- **Requirement**
In the records, copy the lines from the line with "point: [346, 383, 362, 399]" to the line with "give me the", swapping "x-tick-label" for "x-axis-tick" and leaving everything else as it is.

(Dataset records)
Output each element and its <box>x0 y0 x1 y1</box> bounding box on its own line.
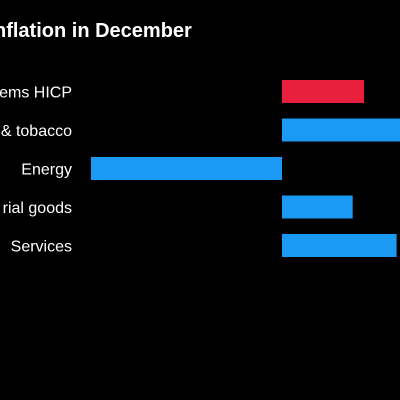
category-label: Energy <box>21 162 72 179</box>
category-label: & tobacco <box>1 123 72 140</box>
bar <box>282 80 365 103</box>
category-label: tems HICP <box>0 85 72 102</box>
bar <box>282 195 353 219</box>
bar <box>282 234 397 257</box>
bar <box>282 118 400 142</box>
bar <box>91 157 282 180</box>
category-label: rial goods <box>3 200 72 217</box>
category-label: Services <box>11 239 72 256</box>
chart-title: nflation in December <box>0 20 192 42</box>
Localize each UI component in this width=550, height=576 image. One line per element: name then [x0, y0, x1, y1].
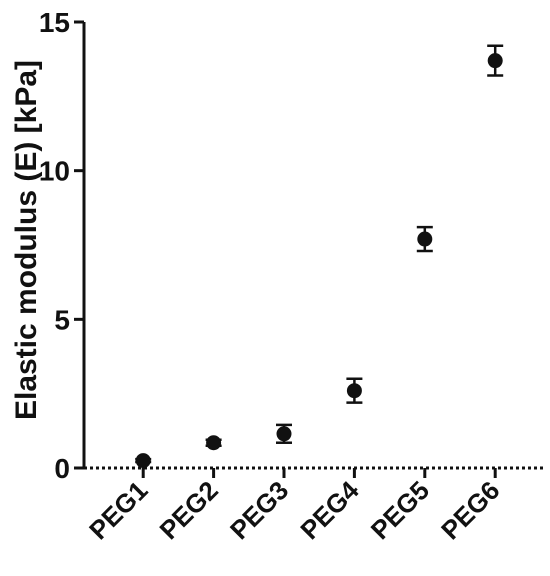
point: [346, 383, 362, 399]
x-tick-label: PEG5: [365, 475, 435, 545]
y-tick-label: 5: [54, 304, 70, 335]
point: [135, 453, 151, 469]
point: [417, 231, 433, 247]
y-tick-label: 0: [54, 453, 70, 484]
x-tick-label: PEG4: [294, 475, 365, 546]
y-tick-label: 10: [39, 156, 70, 187]
x-tick-label: PEG2: [154, 475, 224, 545]
x-tick-label: PEG3: [224, 475, 294, 545]
point: [206, 435, 222, 451]
y-axis-label: Elastic modulus (E) [kPa]: [10, 60, 43, 420]
point: [487, 53, 503, 69]
y-tick-label: 15: [39, 7, 70, 38]
point: [276, 426, 292, 442]
x-tick-label: PEG1: [83, 475, 153, 545]
x-tick-label: PEG6: [435, 475, 505, 545]
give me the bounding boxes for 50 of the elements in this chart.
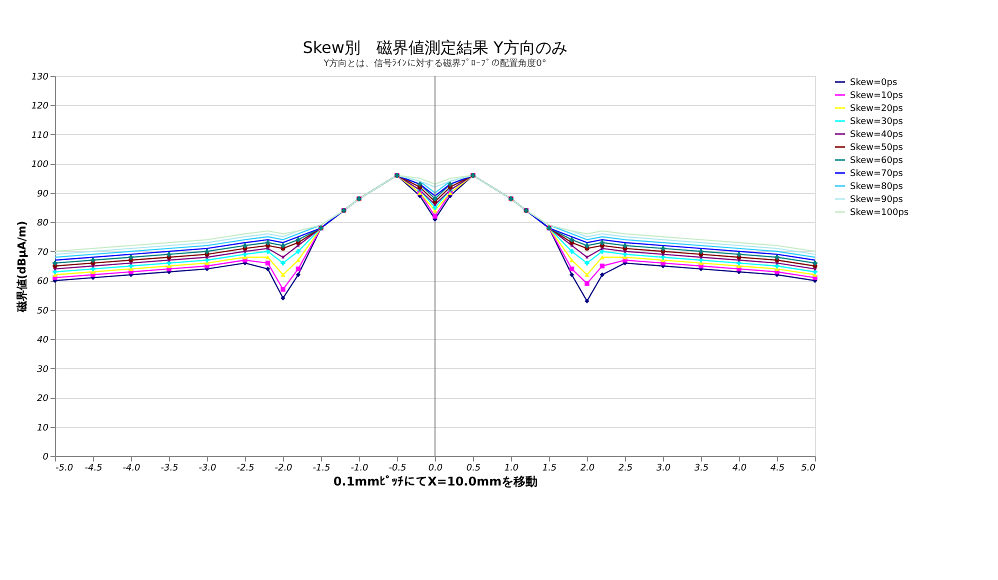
x-tick-label: -0.5 [388, 464, 407, 474]
legend-label: Skew=50ps [850, 143, 904, 153]
x-tick-label: -1.5 [312, 464, 331, 474]
legend-label: Skew=10ps [850, 91, 904, 101]
x-tick-label: 1.5 [542, 464, 557, 474]
x-tick-label: 1.0 [504, 464, 519, 474]
y-tick-label: 80 [37, 218, 49, 229]
legend-label: Skew=40ps [850, 130, 904, 140]
y-tick-label: 20 [37, 394, 49, 404]
y-tick-label: 60 [37, 277, 49, 288]
legend-label: Skew=60ps [850, 156, 904, 166]
x-tick-label: 4.5 [770, 464, 785, 474]
x-tick-label: -4.5 [84, 464, 103, 474]
y-tick-label: 130 [31, 72, 49, 82]
x-axis-title: 0.1mmﾋﾟｯﾁにてX=10.0mmを移動 [333, 474, 538, 488]
y-tick-label: 50 [37, 306, 49, 316]
y-tick-label: 0 [42, 452, 49, 462]
legend-label: Skew=100ps [850, 208, 909, 218]
y-tick-label: 100 [31, 160, 49, 170]
x-tick-label: 0.5 [466, 464, 481, 474]
legend-label: Skew=90ps [850, 195, 904, 205]
y-tick-label: 10 [37, 423, 49, 434]
x-tick-label: 0.0 [428, 464, 443, 474]
x-tick-label: -3.5 [160, 464, 179, 474]
x-tick-label: 3.0 [656, 464, 671, 474]
legend-label: Skew=20ps [850, 104, 904, 114]
y-tick-label: 40 [37, 336, 49, 346]
y-tick-label: 30 [37, 364, 49, 375]
legend-label: Skew=70ps [850, 169, 904, 179]
legend-label: Skew=0ps [850, 78, 898, 88]
legend-label: Skew=80ps [850, 182, 904, 192]
y-tick-label: 120 [31, 102, 49, 112]
y-tick-label: 110 [31, 130, 49, 141]
x-tick-label: -2.0 [274, 464, 293, 474]
x-tick-label: 5.0 [801, 464, 816, 474]
x-tick-label: 2.5 [618, 464, 633, 474]
chart-title: Skew別 磁界値測定結果 Y方向のみ [302, 38, 568, 57]
x-tick-label: -5.0 [56, 464, 74, 474]
y-axis-title: 磁界値(dBμA/m) [15, 220, 28, 314]
x-tick-label: 3.5 [694, 464, 709, 474]
y-tick-label: 70 [37, 248, 49, 258]
x-tick-label: -4.0 [122, 464, 141, 474]
x-tick-label: 4.0 [732, 464, 747, 474]
y-tick-label: 90 [37, 189, 49, 200]
x-tick-label: -3.0 [198, 464, 217, 474]
chart-subtitle: Y方向とは、信号ﾗｲﾝに対する磁界ﾌﾟﾛｰﾌﾞの配置角度0° [322, 58, 546, 69]
x-tick-label: -2.5 [236, 464, 255, 474]
x-tick-label: 2.0 [580, 464, 595, 474]
legend-label: Skew=30ps [850, 117, 904, 127]
x-tick-label: -1.0 [350, 464, 369, 474]
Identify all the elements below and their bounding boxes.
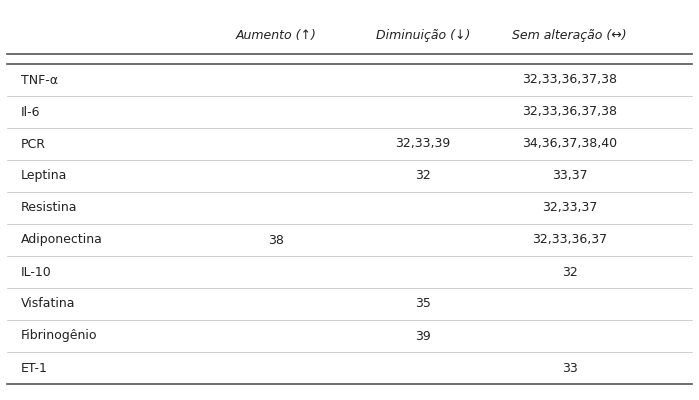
Text: Adiponectina: Adiponectina bbox=[21, 234, 103, 246]
Text: 34,36,37,38,40: 34,36,37,38,40 bbox=[522, 138, 617, 150]
Text: Fibrinogênio: Fibrinogênio bbox=[21, 330, 97, 342]
Text: TNF-α: TNF-α bbox=[21, 74, 58, 86]
Text: 32,33,39: 32,33,39 bbox=[395, 138, 451, 150]
Text: ET-1: ET-1 bbox=[21, 362, 48, 374]
Text: 38: 38 bbox=[268, 234, 284, 246]
Text: 39: 39 bbox=[415, 330, 431, 342]
Text: Visfatina: Visfatina bbox=[21, 298, 75, 310]
Text: Il-6: Il-6 bbox=[21, 106, 41, 118]
Text: 35: 35 bbox=[415, 298, 431, 310]
Text: 32,33,37: 32,33,37 bbox=[542, 202, 598, 214]
Text: 32,33,36,37: 32,33,36,37 bbox=[532, 234, 607, 246]
Text: 32: 32 bbox=[415, 170, 431, 182]
Text: Aumento (↑): Aumento (↑) bbox=[236, 30, 317, 42]
Text: 33: 33 bbox=[562, 362, 577, 374]
Text: 32,33,36,37,38: 32,33,36,37,38 bbox=[522, 106, 617, 118]
Text: Resistina: Resistina bbox=[21, 202, 78, 214]
Text: 32: 32 bbox=[562, 266, 577, 278]
Text: Diminuição (↓): Diminuição (↓) bbox=[375, 30, 470, 42]
Text: 32,33,36,37,38: 32,33,36,37,38 bbox=[522, 74, 617, 86]
Text: Sem alteração (↔): Sem alteração (↔) bbox=[512, 30, 627, 42]
Text: IL-10: IL-10 bbox=[21, 266, 52, 278]
Text: Leptina: Leptina bbox=[21, 170, 67, 182]
Text: PCR: PCR bbox=[21, 138, 46, 150]
Text: 33,37: 33,37 bbox=[552, 170, 587, 182]
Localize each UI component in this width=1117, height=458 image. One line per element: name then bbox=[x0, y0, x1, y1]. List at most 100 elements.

- **Final answer**
point: [346, 383, 362, 399]
x-axis-tick: PEG5: [365, 475, 435, 545]
y-tick-label: 5: [54, 304, 70, 335]
point: [135, 453, 151, 469]
point: [417, 231, 433, 247]
y-tick-label: 0: [54, 453, 70, 484]
x-axis-tick: PEG4: [294, 475, 365, 546]
y-tick-label: 10: [39, 156, 70, 187]
x-axis-tick: PEG2: [154, 475, 224, 545]
x-axis-tick: PEG3: [224, 475, 294, 545]
point: [206, 435, 222, 451]
y-axis-label: Elastic modulus (E) [kPa]: [10, 60, 43, 420]
point: [487, 53, 503, 69]
y-tick-label: 15: [39, 7, 70, 38]
point: [276, 426, 292, 442]
x-axis-tick: PEG1: [83, 475, 153, 545]
x-axis-tick: PEG6: [435, 475, 505, 545]
give me the bounding boxes for 50 of the elements in this chart.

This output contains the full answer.